**RECORDED DATA:**
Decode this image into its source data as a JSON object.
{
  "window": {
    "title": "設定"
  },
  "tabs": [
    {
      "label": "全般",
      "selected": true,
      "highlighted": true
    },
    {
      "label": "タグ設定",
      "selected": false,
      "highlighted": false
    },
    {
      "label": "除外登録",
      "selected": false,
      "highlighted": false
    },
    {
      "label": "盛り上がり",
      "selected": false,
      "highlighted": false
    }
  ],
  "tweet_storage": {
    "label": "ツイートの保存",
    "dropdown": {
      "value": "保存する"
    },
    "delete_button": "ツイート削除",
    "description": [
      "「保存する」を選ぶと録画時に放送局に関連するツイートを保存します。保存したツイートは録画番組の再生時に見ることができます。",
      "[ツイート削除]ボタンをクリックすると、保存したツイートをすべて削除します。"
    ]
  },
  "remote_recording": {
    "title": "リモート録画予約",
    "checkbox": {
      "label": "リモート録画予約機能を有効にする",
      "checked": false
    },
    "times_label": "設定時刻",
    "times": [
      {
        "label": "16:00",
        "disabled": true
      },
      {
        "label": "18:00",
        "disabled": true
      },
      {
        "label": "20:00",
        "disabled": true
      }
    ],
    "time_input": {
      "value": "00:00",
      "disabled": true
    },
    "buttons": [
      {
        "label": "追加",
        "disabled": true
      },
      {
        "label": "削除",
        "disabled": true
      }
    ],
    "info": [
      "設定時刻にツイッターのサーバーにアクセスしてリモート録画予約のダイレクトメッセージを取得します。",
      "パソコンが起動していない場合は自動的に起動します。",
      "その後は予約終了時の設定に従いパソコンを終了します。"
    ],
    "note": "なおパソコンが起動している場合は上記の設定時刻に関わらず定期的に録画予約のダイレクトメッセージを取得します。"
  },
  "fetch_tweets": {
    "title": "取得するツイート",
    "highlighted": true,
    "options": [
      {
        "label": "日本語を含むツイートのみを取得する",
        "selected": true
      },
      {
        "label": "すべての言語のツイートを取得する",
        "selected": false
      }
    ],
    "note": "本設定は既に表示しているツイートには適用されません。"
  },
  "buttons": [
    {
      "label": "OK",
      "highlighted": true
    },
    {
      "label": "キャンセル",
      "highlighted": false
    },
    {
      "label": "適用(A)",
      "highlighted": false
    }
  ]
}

**SET EXERCISE:** Copy out the material word for word and line for line.

**THE COMPLETED TASK:**
Decode this image into its source data as a JSON object.
{
  "window": {
    "title": "設定"
  },
  "tabs": [
    {
      "label": "全般",
      "selected": true,
      "highlighted": true
    },
    {
      "label": "タグ設定",
      "selected": false,
      "highlighted": false
    },
    {
      "label": "除外登録",
      "selected": false,
      "highlighted": false
    },
    {
      "label": "盛り上がり",
      "selected": false,
      "highlighted": false
    }
  ],
  "tweet_storage": {
    "label": "ツイートの保存",
    "dropdown": {
      "value": "保存する"
    },
    "delete_button": "ツイート削除",
    "description": [
      "「保存する」を選ぶと録画時に放送局に関連するツイートを保存します。保存したツイートは録画番組の再生時に見ることができます。",
      "[ツイート削除]ボタンをクリックすると、保存したツイートをすべて削除します。"
    ]
  },
  "remote_recording": {
    "title": "リモート録画予約",
    "checkbox": {
      "label": "リモート録画予約機能を有効にする",
      "checked": false
    },
    "times_label": "設定時刻",
    "times": [
      {
        "label": "16:00",
        "disabled": true
      },
      {
        "label": "18:00",
        "disabled": true
      },
      {
        "label": "20:00",
        "disabled": true
      }
    ],
    "time_input": {
      "value": "00:00",
      "disabled": true
    },
    "buttons": [
      {
        "label": "追加",
        "disabled": true
      },
      {
        "label": "削除",
        "disabled": true
      }
    ],
    "info": [
      "設定時刻にツイッターのサーバーにアクセスしてリモート録画予約のダイレクトメッセージを取得します。",
      "パソコンが起動していない場合は自動的に起動します。",
      "その後は予約終了時の設定に従いパソコンを終了します。"
    ],
    "note": "なおパソコンが起動している場合は上記の設定時刻に関わらず定期的に録画予約のダイレクトメッセージを取得します。"
  },
  "fetch_tweets": {
    "title": "取得するツイート",
    "highlighted": true,
    "options": [
      {
        "label": "日本語を含むツイートのみを取得する",
        "selected": true
      },
      {
        "label": "すべての言語のツイートを取得する",
        "selected": false
      }
    ],
    "note": "本設定は既に表示しているツイートには適用されません。"
  },
  "buttons": [
    {
      "label": "OK",
      "highlighted": true
    },
    {
      "label": "キャンセル",
      "highlighted": false
    },
    {
      "label": "適用(A)",
      "highlighted": false
    }
  ]
}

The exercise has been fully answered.